━━━━━ Given entries ━━━━━

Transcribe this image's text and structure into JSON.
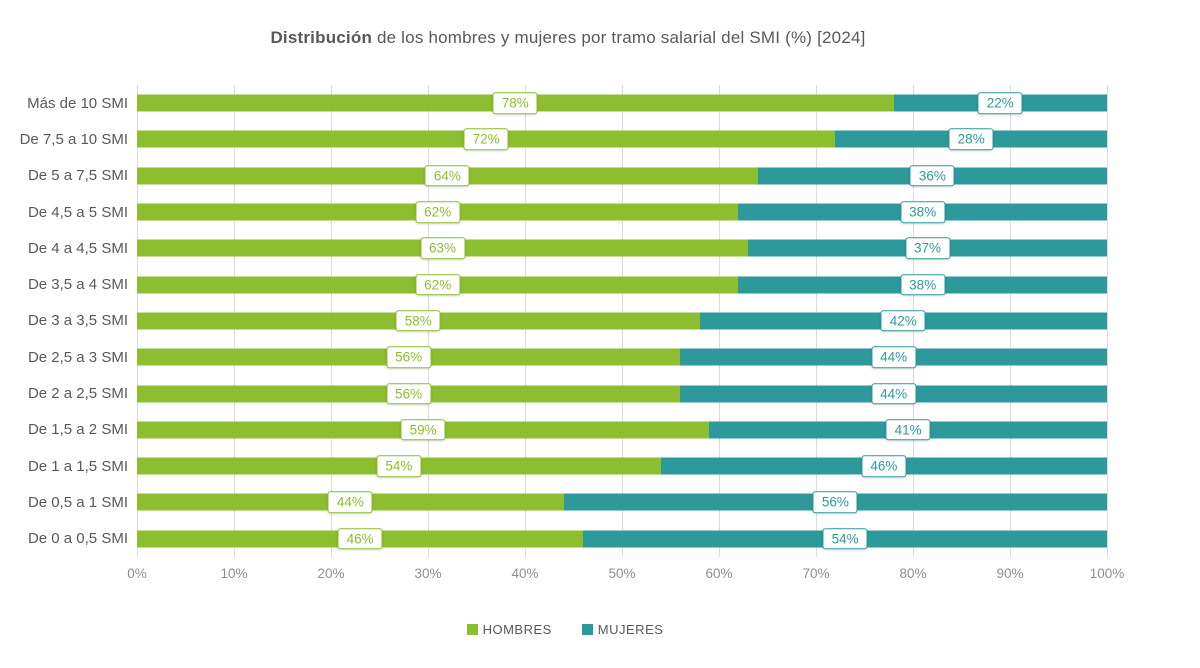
{
  "title": {
    "bold": "Distribución",
    "rest": " de los hombres y mujeres por tramo salarial del SMI (%) [2024]"
  },
  "chart_data": {
    "type": "bar",
    "orientation": "horizontal",
    "stacked": true,
    "unit": "%",
    "title": "Distribución de los hombres y mujeres por tramo salarial del SMI (%) [2024]",
    "categories": [
      "Más de 10 SMI",
      "De 7,5 a 10 SMI",
      "De 5 a 7,5 SMI",
      "De 4,5 a 5 SMI",
      "De 4 a 4,5 SMI",
      "De 3,5 a 4 SMI",
      "De 3 a 3,5 SMI",
      "De 2,5 a 3 SMI",
      "De 2 a 2,5 SMI",
      "De 1,5 a 2 SMI",
      "De 1 a 1,5 SMI",
      "De 0,5 a 1 SMI",
      "De 0 a 0,5 SMI"
    ],
    "series": [
      {
        "name": "HOMBRES",
        "color": "#8cbe2f",
        "values": [
          78,
          72,
          64,
          62,
          63,
          62,
          58,
          56,
          56,
          59,
          54,
          44,
          46
        ],
        "labels": [
          "78%",
          "72%",
          "64%",
          "62%",
          "63%",
          "62%",
          "58%",
          "56%",
          "56%",
          "59%",
          "54%",
          "44%",
          "46%"
        ]
      },
      {
        "name": "MUJERES",
        "color": "#2e999b",
        "values": [
          22,
          28,
          36,
          38,
          37,
          38,
          42,
          44,
          44,
          41,
          46,
          56,
          54
        ],
        "labels": [
          "22%",
          "28%",
          "36%",
          "38%",
          "37%",
          "38%",
          "42%",
          "44%",
          "44%",
          "41%",
          "46%",
          "56%",
          "54%"
        ]
      }
    ],
    "x_axis": {
      "min": 0,
      "max": 100,
      "tick_labels": [
        "0%",
        "10%",
        "20%",
        "30%",
        "40%",
        "50%",
        "60%",
        "70%",
        "80%",
        "90%",
        "100%"
      ]
    },
    "grid": true,
    "legend_position": "bottom",
    "legend": [
      {
        "label": "HOMBRES",
        "color": "#8cbe2f"
      },
      {
        "label": "MUJERES",
        "color": "#2e999b"
      }
    ]
  }
}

━━━━━

→ **Exercise description**
Repeat each entry above word for word, leaving every picture out.

→ **Correct output**
Transcribe this image's text and structure into JSON.
{
  "title": {
    "bold": "Distribución",
    "rest": " de los hombres y mujeres por tramo salarial del SMI (%) [2024]"
  },
  "chart_data": {
    "type": "bar",
    "orientation": "horizontal",
    "stacked": true,
    "unit": "%",
    "title": "Distribución de los hombres y mujeres por tramo salarial del SMI (%) [2024]",
    "categories": [
      "Más de 10 SMI",
      "De 7,5 a 10 SMI",
      "De 5 a 7,5 SMI",
      "De 4,5 a 5 SMI",
      "De 4 a 4,5 SMI",
      "De 3,5 a 4 SMI",
      "De 3 a 3,5 SMI",
      "De 2,5 a 3 SMI",
      "De 2 a 2,5 SMI",
      "De 1,5 a 2 SMI",
      "De 1 a 1,5 SMI",
      "De 0,5 a 1 SMI",
      "De 0 a 0,5 SMI"
    ],
    "series": [
      {
        "name": "HOMBRES",
        "color": "#8cbe2f",
        "values": [
          78,
          72,
          64,
          62,
          63,
          62,
          58,
          56,
          56,
          59,
          54,
          44,
          46
        ],
        "labels": [
          "78%",
          "72%",
          "64%",
          "62%",
          "63%",
          "62%",
          "58%",
          "56%",
          "56%",
          "59%",
          "54%",
          "44%",
          "46%"
        ]
      },
      {
        "name": "MUJERES",
        "color": "#2e999b",
        "values": [
          22,
          28,
          36,
          38,
          37,
          38,
          42,
          44,
          44,
          41,
          46,
          56,
          54
        ],
        "labels": [
          "22%",
          "28%",
          "36%",
          "38%",
          "37%",
          "38%",
          "42%",
          "44%",
          "44%",
          "41%",
          "46%",
          "56%",
          "54%"
        ]
      }
    ],
    "x_axis": {
      "min": 0,
      "max": 100,
      "tick_labels": [
        "0%",
        "10%",
        "20%",
        "30%",
        "40%",
        "50%",
        "60%",
        "70%",
        "80%",
        "90%",
        "100%"
      ]
    },
    "grid": true,
    "legend_position": "bottom",
    "legend": [
      {
        "label": "HOMBRES",
        "color": "#8cbe2f"
      },
      {
        "label": "MUJERES",
        "color": "#2e999b"
      }
    ]
  }
}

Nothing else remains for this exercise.